## Begin

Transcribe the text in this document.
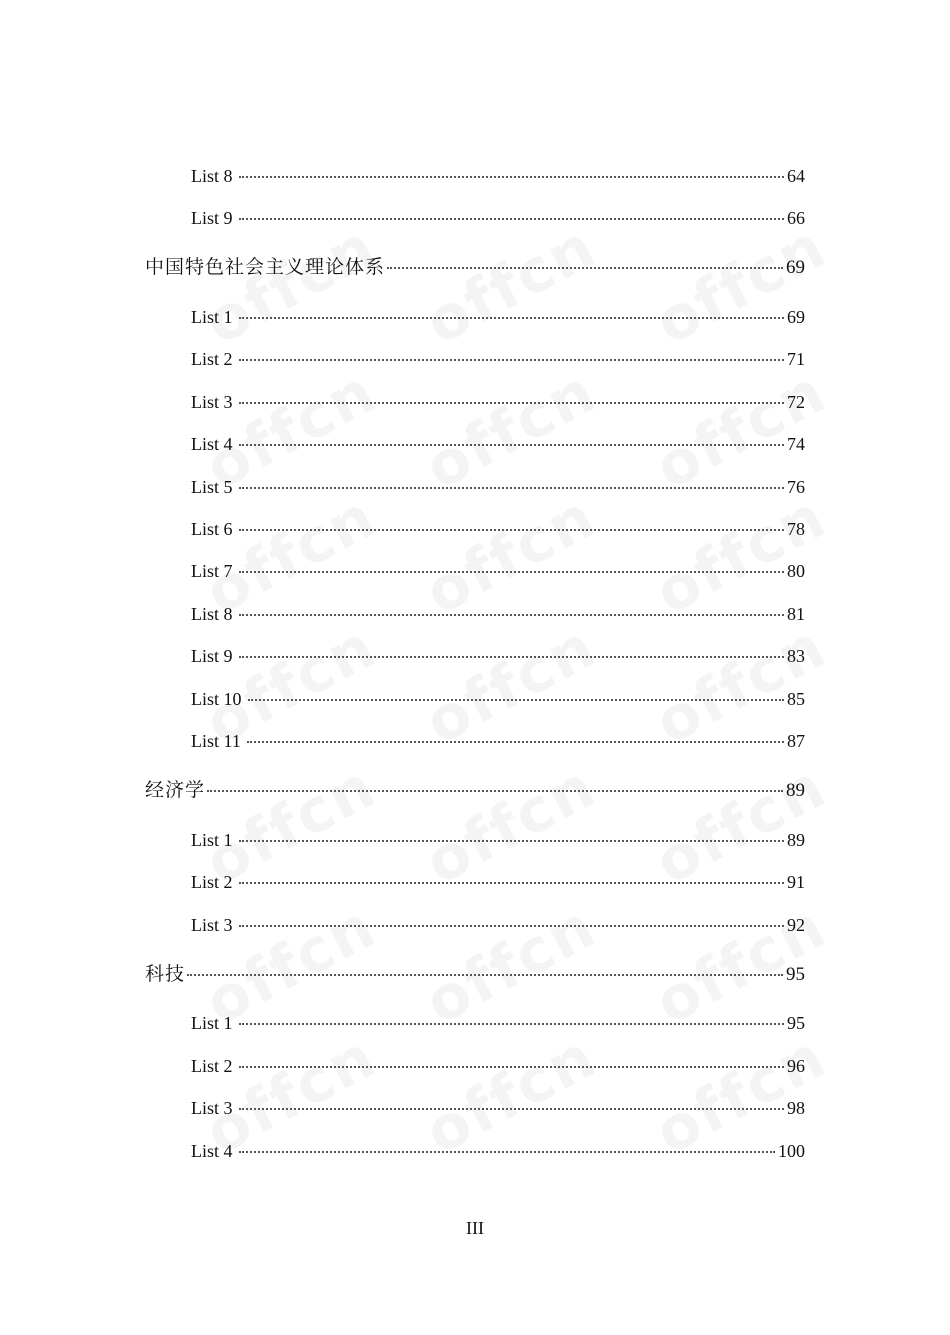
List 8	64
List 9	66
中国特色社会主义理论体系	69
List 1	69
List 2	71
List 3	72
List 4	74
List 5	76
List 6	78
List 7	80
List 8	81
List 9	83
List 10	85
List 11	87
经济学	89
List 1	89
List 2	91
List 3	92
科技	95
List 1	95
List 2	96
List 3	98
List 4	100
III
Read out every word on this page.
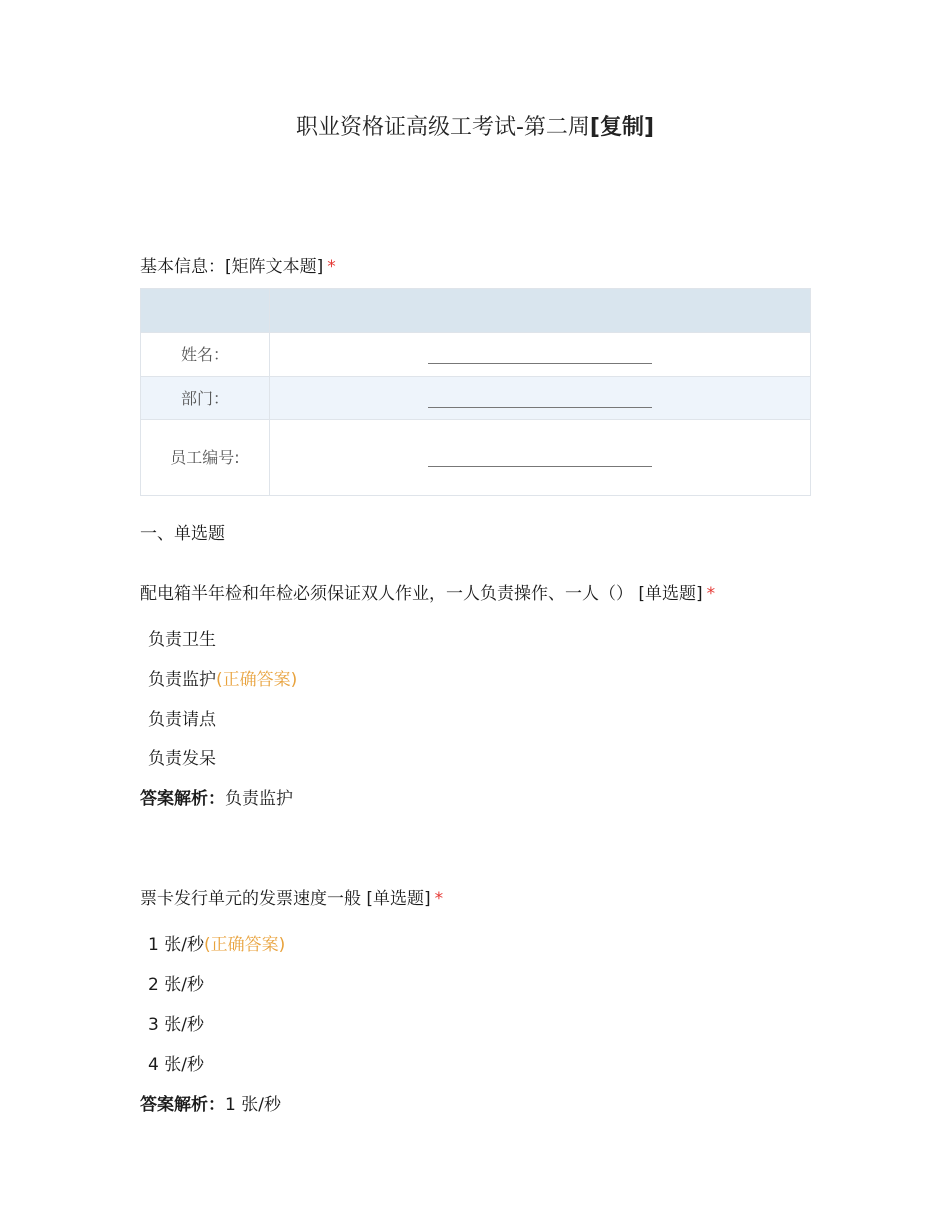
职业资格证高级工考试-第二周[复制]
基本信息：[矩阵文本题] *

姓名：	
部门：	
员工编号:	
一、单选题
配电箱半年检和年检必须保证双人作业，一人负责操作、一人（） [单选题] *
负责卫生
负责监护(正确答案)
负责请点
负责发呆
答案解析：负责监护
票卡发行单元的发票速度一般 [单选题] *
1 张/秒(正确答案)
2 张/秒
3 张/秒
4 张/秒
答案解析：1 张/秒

## End
## Begin

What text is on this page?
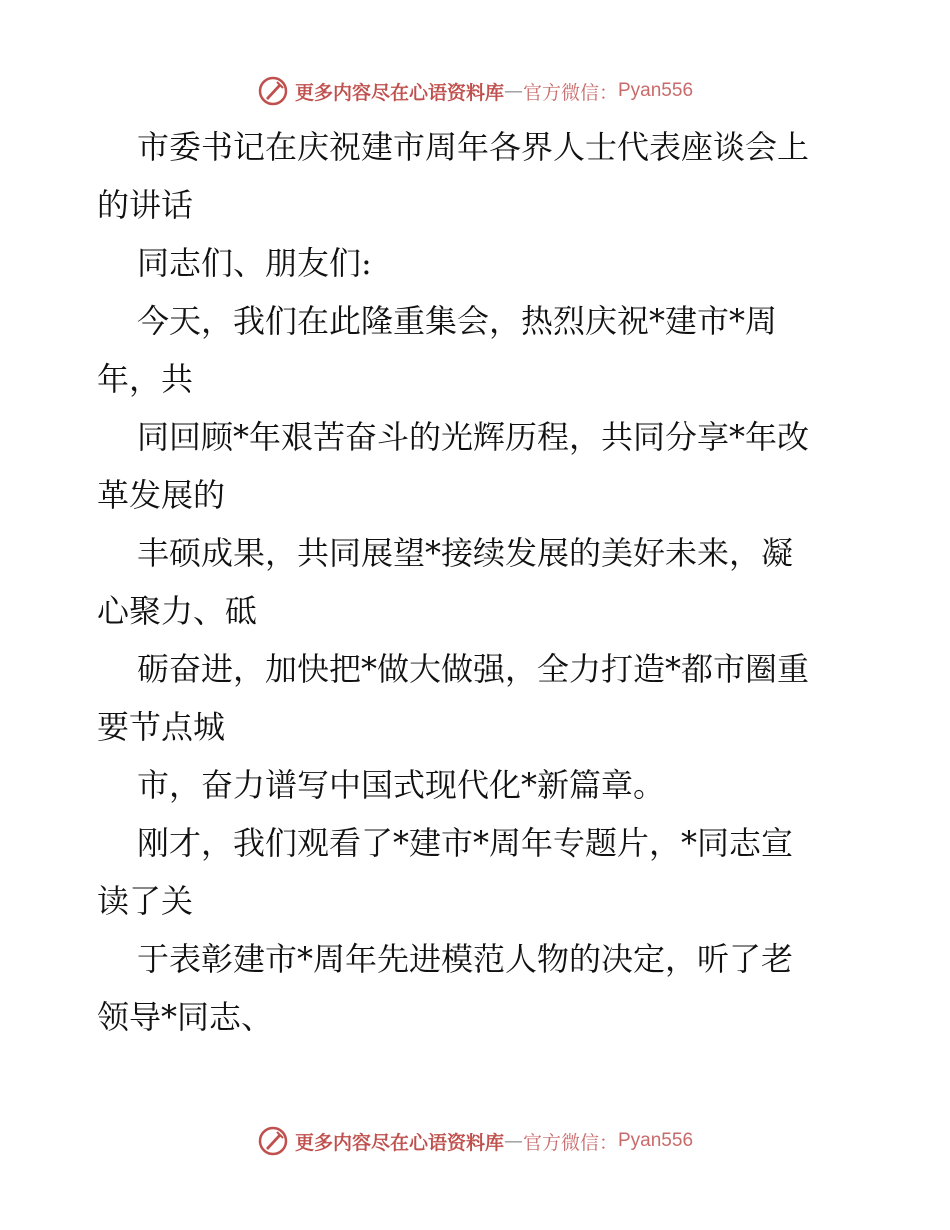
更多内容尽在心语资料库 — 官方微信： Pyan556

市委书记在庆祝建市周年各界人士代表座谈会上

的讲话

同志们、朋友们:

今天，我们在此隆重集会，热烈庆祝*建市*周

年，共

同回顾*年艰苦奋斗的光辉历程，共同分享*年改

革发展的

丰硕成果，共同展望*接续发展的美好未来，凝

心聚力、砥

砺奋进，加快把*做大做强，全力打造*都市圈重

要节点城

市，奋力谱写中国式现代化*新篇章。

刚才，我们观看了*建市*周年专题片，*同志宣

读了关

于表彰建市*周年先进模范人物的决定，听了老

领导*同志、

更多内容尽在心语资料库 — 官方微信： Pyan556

## End

→ **REQUIRED WORK**: In the entries above, find each line with the word "text" and copy it.

→ **ANSWER FOR THE TASK**:
Transcribe the text in this document.
What text is on this page?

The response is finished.